最終回にあたる今回は、前回紹介した「定番の論理展開」を上手く使いこなすのに便利な「定番の便利フレーズ」を紹介し、最後に、さらに意見に深みを持たせる「定番の視点・観点」とその使い方を取り上げます。

 

 

1. 定番の便利フレーズ

 

前回紹介した「定番の論理展開」の基本形は「立場の表明(端的な主張)+譲歩+主張+根拠+具体例+結論(主張の再提示)」でした。これらの各「論理パーツ」を提示する際に使い勝手のよい「定番の便利フレーズ」を紹介します。

 

 

【1】主張する際の便利なフレーズ

 

① 立場の表明(「序論」における端的な主張)

 

まずは自身の立場を明確にしておくと、これから自分が何を言おうとしているかが伝わりやすくなります。それでは、具体例を見ていきましょう。

 

In my opinion, / I think [don't think] that …
「私の意見では/私は…だと思う[思わない]」
I agree / disagree with …
「…に賛成/反対」
I partly agree with …
「部分的には…に賛成」
Basically, I agree / disagree with …
「基本的には…に賛成/反対」
I agree with … in principle.
「原則的には…に賛成」
I totally agree / disagree with …
「…にはまったく賛成/反対」

 

このように、単に賛成・反対を提示するだけでなく、partly「部分的に」in principle「原則的」basically「基本的に」など、「全面的ではないけれど」と「極端な主張を避ける」方法も覚えておくと便利です。

 

②「本論」での主張

 

ここでは、上記の「立場の表明(端的な主張)」で紹介したフレーズについて、二度同じものを使わないようにする、というのがポイントになります。また、その導入役として、以下の単語やフレーズを使うとよいでしょう。

 

However, / But / Yet,
「しかし…」

 

これらは簡単に主張を導くことができる便利な単語です。①のフレーズやこの後に紹介するフレーズの直前に使うのも便利です。ただし、基本的に書き言葉では特にbutを文頭、ましてや「段落の先頭」で用いるのは好まれませんので、howeverを使うのが無難です。書き言葉でBut…とするときは、Butの後ろにコンマを付けないように気を付けましょう。

* * * * *

**課題項目 A:** 抜粋から、「I partly agree」から「方法も覚えておくと便利です。」に至るまでをすべて抜き出してください。
**課題項目 B:** 抜粋によると、書き言葉で段落の先頭に置いて主張を導く語として無難なのは何ですか。
**課題項目 C:**
次の各記述が抜粋の内容と一致するかを判定し、根拠となる箇所を引用してください。
(i) 「定番の論理展開」の基本形は具体例の提示から始まる。
(ii) 書き言葉でBut…とする場合、Butの後ろにコンマを付けないよう注意する。
(iii) 「本論」での主張では、「立場の表明」で用いたフレーズを再び使うとよい。

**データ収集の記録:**
* * * * *

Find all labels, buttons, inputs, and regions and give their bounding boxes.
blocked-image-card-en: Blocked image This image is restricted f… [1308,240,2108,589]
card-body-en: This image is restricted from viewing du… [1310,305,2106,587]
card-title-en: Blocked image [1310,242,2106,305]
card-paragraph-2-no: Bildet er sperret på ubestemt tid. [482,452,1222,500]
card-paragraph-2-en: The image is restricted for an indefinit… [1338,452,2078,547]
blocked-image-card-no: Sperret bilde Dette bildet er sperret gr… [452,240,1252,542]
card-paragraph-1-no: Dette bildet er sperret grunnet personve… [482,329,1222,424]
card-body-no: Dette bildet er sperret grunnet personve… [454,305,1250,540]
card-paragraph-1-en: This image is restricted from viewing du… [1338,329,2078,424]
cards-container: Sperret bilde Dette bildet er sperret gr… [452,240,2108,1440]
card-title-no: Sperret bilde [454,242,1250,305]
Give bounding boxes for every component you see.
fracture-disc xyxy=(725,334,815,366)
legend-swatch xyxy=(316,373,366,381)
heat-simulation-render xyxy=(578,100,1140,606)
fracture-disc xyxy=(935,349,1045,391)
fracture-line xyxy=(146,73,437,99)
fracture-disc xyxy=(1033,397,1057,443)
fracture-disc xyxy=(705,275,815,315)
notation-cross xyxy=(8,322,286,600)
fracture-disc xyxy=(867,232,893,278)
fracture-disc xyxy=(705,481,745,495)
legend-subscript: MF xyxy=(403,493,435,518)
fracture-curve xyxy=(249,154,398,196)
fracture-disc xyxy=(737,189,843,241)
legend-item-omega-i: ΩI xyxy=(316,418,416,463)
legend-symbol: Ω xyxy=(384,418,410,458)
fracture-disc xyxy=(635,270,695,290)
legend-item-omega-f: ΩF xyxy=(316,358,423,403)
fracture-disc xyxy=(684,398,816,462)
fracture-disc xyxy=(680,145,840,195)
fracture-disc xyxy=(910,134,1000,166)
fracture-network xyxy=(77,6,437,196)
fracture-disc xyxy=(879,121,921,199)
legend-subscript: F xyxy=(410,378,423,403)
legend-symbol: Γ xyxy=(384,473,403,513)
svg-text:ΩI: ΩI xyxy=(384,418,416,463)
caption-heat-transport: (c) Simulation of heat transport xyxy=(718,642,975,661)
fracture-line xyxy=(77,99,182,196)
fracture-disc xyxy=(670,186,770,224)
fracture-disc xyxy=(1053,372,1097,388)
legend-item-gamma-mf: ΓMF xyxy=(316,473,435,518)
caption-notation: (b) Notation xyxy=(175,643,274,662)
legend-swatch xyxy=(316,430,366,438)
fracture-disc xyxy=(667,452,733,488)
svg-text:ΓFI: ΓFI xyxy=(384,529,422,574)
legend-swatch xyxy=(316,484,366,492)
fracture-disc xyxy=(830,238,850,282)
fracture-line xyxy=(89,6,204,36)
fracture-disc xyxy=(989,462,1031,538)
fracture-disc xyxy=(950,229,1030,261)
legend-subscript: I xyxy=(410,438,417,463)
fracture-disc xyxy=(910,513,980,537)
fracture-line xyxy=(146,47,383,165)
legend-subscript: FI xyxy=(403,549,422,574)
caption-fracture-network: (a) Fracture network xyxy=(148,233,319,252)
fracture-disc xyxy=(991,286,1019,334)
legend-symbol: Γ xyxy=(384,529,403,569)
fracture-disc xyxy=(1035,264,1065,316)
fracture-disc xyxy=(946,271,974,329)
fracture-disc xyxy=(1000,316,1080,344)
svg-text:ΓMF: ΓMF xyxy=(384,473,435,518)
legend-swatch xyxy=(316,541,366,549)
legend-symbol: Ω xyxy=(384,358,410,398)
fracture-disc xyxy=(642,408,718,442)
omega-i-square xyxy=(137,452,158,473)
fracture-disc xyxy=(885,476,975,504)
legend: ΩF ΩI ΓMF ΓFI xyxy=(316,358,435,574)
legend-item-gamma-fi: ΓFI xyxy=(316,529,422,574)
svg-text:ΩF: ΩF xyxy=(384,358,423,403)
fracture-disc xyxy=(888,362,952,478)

* * * * *

**解答結果 A:**
I partly agree with …
「部分的には…に賛成」
Basically, I agree / disagree with …
「基本的には…に賛成/反対」
I agree with … in principle.
「原則的には…に賛成」
I totally agree / disagree with …
「…にはまったく賛成/反対」

 

このように、単に賛成・反対を提示するだけでなく、partly「部分的に」in principle「原則的」basically「基本的に」など、「全面的ではないけれど」と「極端な主張を避ける」方法も覚えておくと便利です。

**解答結果 B:** howeverを使うのが無難とされています。

**解答結果 C:**
(i) いいえ。「「定番の論理展開」の基本形は「立場の表明(端的な主張)+譲歩+主張+根拠+具体例+結論(主張の再提示)」でした」
(ii) はい。「書き言葉でBut…とするときは、Butの後ろにコンマを付けないように気を付けましょう」
(iii) いいえ。「二度同じものを使わないようにする、というのがポイントになります」